[Collected data entries]

--- BEGIN ---

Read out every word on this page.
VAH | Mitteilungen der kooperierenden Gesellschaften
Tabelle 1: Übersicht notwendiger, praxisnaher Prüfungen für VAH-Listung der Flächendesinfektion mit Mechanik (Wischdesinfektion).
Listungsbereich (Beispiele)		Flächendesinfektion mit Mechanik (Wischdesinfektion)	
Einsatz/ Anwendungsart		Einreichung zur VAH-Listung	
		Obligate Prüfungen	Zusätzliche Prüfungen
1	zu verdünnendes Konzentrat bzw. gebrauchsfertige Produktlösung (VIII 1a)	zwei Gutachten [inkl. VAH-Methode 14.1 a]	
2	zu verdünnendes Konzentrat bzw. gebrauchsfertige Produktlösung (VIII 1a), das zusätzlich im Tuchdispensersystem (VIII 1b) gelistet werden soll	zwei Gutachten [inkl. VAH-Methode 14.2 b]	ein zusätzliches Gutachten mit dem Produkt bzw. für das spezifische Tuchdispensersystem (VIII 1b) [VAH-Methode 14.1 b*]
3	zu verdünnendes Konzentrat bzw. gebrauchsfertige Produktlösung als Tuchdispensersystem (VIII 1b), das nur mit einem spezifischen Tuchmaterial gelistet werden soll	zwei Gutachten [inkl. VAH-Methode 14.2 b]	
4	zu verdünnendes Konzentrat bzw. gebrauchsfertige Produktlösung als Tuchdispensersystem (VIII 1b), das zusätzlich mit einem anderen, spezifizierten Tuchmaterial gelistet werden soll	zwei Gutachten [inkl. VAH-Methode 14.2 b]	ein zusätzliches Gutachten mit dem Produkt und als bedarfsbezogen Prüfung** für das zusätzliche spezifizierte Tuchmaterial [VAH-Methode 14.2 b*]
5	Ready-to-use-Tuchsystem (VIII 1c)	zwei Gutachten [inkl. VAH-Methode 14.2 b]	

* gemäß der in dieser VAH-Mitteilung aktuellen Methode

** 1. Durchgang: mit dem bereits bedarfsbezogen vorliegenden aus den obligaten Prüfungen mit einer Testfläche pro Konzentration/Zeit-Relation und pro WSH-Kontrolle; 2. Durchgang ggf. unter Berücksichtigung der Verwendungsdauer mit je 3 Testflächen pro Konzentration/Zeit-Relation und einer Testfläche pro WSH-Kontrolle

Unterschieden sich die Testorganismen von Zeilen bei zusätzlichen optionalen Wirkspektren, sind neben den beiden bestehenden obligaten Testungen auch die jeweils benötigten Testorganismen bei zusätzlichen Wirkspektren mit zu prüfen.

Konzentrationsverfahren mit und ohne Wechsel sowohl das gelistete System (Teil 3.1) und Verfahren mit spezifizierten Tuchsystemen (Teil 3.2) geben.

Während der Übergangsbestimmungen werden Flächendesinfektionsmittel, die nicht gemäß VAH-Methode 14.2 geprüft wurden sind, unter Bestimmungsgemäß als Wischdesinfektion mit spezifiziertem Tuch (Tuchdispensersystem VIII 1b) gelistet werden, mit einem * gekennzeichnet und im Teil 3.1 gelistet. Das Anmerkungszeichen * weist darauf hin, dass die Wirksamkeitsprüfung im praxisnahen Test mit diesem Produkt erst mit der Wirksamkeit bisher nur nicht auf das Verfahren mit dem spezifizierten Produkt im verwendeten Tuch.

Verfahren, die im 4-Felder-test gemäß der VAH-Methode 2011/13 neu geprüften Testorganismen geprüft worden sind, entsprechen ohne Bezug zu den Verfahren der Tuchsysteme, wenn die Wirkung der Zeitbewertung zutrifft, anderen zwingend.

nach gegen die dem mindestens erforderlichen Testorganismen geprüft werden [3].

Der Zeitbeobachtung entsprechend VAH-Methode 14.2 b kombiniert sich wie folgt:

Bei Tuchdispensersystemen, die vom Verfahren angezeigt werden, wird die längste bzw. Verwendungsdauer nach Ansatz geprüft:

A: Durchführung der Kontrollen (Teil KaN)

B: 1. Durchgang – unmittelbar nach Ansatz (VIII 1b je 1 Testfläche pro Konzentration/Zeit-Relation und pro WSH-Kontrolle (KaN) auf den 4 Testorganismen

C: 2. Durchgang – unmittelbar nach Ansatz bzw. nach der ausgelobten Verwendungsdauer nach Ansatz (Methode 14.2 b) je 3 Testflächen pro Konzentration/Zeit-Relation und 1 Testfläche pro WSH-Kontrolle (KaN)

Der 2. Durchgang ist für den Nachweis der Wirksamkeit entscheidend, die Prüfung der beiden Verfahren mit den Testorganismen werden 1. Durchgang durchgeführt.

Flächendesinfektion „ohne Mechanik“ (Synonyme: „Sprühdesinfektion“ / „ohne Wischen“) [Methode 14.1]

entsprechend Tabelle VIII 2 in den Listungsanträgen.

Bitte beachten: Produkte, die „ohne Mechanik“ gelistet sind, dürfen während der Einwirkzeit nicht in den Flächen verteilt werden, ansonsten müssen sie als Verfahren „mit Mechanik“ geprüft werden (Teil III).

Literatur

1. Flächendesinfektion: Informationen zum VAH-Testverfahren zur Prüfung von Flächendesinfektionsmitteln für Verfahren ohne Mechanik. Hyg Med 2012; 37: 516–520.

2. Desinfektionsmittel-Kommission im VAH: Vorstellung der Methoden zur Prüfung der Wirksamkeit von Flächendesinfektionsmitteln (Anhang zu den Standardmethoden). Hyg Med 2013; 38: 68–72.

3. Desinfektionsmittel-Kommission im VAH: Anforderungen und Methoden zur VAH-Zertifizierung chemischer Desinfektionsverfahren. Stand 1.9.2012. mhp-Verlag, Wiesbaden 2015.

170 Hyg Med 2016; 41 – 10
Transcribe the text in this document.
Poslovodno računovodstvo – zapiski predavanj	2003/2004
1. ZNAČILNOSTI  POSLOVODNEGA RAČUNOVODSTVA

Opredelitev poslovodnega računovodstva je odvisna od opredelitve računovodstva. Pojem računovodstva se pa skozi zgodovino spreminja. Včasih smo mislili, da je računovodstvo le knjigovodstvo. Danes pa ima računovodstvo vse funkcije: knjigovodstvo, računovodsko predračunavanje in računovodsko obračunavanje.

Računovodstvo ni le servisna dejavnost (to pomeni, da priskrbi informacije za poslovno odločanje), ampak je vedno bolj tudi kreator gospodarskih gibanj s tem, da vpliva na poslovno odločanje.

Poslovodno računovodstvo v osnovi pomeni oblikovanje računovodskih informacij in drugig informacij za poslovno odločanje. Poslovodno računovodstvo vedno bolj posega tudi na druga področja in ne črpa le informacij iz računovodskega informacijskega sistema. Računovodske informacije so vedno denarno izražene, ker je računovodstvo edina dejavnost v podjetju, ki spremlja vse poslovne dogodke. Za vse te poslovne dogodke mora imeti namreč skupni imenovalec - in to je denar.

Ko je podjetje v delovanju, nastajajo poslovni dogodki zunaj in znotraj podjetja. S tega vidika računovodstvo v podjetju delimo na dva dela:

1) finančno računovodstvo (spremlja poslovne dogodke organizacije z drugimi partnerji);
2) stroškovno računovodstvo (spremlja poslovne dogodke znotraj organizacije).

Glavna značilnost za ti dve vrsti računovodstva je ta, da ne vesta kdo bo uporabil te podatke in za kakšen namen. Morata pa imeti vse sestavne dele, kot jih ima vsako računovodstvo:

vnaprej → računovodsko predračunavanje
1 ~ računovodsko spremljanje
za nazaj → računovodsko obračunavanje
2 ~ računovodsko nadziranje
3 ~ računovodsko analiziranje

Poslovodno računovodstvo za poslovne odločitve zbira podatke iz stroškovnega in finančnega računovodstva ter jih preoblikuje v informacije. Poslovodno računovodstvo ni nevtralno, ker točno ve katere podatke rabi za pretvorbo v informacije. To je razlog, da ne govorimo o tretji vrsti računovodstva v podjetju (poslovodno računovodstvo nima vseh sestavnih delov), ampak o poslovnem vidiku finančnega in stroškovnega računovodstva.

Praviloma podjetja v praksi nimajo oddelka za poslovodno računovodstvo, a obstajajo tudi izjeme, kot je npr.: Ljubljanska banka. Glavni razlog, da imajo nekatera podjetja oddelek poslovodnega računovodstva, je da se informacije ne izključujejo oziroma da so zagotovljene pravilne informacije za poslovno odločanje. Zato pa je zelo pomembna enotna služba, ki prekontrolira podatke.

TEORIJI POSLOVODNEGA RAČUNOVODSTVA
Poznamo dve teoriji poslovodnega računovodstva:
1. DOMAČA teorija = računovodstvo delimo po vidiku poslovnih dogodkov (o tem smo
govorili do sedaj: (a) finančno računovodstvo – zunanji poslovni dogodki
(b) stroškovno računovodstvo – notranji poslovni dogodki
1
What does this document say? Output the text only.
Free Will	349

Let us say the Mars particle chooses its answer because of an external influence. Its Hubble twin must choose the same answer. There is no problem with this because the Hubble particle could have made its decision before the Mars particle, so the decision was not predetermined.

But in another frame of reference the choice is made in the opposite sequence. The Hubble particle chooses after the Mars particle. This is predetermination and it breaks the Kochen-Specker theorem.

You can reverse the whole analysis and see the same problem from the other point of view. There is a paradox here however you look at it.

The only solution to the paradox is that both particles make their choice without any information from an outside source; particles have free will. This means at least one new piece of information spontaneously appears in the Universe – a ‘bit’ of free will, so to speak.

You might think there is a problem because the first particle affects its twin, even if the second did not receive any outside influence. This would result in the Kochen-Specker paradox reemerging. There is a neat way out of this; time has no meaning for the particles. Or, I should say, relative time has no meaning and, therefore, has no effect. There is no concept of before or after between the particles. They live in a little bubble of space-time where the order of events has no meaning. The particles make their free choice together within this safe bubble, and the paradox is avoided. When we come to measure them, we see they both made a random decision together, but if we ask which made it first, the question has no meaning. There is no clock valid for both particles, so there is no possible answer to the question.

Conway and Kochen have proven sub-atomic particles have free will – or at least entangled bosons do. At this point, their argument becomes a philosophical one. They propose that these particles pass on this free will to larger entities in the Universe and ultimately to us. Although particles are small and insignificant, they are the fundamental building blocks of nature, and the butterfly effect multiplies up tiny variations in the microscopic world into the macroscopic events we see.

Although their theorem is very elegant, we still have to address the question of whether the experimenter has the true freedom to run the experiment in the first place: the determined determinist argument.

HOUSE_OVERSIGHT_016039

--- END ---

• **Problem description**
Only a number is wanted: how many lines contain "dejavnost"?

• **Result of this task**
2